SET EXERCISE ->
Your task is to copy the material exactly.

Records excerpted from a collection ->
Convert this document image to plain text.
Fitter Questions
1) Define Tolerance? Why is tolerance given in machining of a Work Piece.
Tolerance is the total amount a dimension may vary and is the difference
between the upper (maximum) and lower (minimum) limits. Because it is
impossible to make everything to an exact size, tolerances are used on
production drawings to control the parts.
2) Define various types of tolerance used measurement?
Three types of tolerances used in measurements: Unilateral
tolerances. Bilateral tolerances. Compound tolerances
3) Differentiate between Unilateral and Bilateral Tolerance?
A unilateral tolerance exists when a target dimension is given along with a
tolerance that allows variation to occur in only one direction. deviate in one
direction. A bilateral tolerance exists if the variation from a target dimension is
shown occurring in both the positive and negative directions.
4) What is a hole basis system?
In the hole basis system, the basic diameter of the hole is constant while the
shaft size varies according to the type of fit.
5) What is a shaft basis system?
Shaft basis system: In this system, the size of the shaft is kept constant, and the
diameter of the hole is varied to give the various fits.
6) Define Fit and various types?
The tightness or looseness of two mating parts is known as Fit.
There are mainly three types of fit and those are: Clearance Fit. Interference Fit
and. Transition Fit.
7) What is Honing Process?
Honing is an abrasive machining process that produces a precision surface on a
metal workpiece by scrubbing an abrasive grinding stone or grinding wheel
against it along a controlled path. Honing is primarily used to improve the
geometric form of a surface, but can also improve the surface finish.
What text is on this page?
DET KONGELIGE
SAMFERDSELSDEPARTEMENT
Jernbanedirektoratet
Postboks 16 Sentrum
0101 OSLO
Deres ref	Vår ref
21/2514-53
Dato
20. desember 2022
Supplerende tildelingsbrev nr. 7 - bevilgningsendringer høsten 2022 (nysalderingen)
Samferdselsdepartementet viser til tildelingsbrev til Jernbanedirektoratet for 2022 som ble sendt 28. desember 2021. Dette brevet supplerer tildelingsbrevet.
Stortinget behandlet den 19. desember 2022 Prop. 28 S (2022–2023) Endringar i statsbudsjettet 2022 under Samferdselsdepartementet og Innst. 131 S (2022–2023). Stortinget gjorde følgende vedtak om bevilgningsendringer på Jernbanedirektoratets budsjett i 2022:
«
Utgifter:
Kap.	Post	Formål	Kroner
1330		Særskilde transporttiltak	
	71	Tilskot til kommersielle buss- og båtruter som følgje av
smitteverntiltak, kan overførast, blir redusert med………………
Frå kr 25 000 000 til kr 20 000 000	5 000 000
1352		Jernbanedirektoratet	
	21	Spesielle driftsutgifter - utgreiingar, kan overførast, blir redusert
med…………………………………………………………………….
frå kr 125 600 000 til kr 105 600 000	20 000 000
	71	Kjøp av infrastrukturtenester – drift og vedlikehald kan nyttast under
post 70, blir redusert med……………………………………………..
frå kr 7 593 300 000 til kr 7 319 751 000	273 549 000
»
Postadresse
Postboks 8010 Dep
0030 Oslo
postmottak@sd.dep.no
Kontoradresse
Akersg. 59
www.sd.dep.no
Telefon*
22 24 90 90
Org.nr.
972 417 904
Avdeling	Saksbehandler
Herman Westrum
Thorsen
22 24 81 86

RESPONSE TO THIS EXERCISE ->
Convert this document image to plain text.
Fitter Questions
1) Define Tolerance? Why is tolerance given in machining of a Work Piece.
Tolerance is the total amount a dimension may vary and is the difference
between the upper (maximum) and lower (minimum) limits. Because it is
impossible to make everything to an exact size, tolerances are used on
production drawings to control the parts.
2) Define various types of tolerance used measurement?
Three types of tolerances used in measurements: Unilateral
tolerances. Bilateral tolerances. Compound tolerances
3) Differentiate between Unilateral and Bilateral Tolerance?
A unilateral tolerance exists when a target dimension is given along with a
tolerance that allows variation to occur in only one direction. deviate in one
direction. A bilateral tolerance exists if the variation from a target dimension is
shown occurring in both the positive and negative directions.
4) What is a hole basis system?
In the hole basis system, the basic diameter of the hole is constant while the
shaft size varies according to the type of fit.
5) What is a shaft basis system?
Shaft basis system: In this system, the size of the shaft is kept constant, and the
diameter of the hole is varied to give the various fits.
6) Define Fit and various types?
The tightness or looseness of two mating parts is known as Fit.
There are mainly three types of fit and those are: Clearance Fit. Interference Fit
and. Transition Fit.
7) What is Honing Process?
Honing is an abrasive machining process that produces a precision surface on a
metal workpiece by scrubbing an abrasive grinding stone or grinding wheel
against it along a controlled path. Honing is primarily used to improve the
geometric form of a surface, but can also improve the surface finish.
What text is on this page?
DET KONGELIGE
SAMFERDSELSDEPARTEMENT
Jernbanedirektoratet
Postboks 16 Sentrum
0101 OSLO
Deres ref	Vår ref
21/2514-53
Dato
20. desember 2022
Supplerende tildelingsbrev nr. 7 - bevilgningsendringer høsten 2022 (nysalderingen)
Samferdselsdepartementet viser til tildelingsbrev til Jernbanedirektoratet for 2022 som ble sendt 28. desember 2021. Dette brevet supplerer tildelingsbrevet.
Stortinget behandlet den 19. desember 2022 Prop. 28 S (2022–2023) Endringar i statsbudsjettet 2022 under Samferdselsdepartementet og Innst. 131 S (2022–2023). Stortinget gjorde følgende vedtak om bevilgningsendringer på Jernbanedirektoratets budsjett i 2022:
«
Utgifter:
Kap.	Post	Formål	Kroner
1330		Særskilde transporttiltak	
	71	Tilskot til kommersielle buss- og båtruter som følgje av
smitteverntiltak, kan overførast, blir redusert med………………
Frå kr 25 000 000 til kr 20 000 000	5 000 000
1352		Jernbanedirektoratet	
	21	Spesielle driftsutgifter - utgreiingar, kan overførast, blir redusert
med…………………………………………………………………….
frå kr 125 600 000 til kr 105 600 000	20 000 000
	71	Kjøp av infrastrukturtenester – drift og vedlikehald kan nyttast under
post 70, blir redusert med……………………………………………..
frå kr 7 593 300 000 til kr 7 319 751 000	273 549 000
»
Postadresse
Postboks 8010 Dep
0030 Oslo
postmottak@sd.dep.no
Kontoradresse
Akersg. 59
www.sd.dep.no
Telefon*
22 24 90 90
Org.nr.
972 417 904
Avdeling	Saksbehandler
Herman Westrum
Thorsen
22 24 81 86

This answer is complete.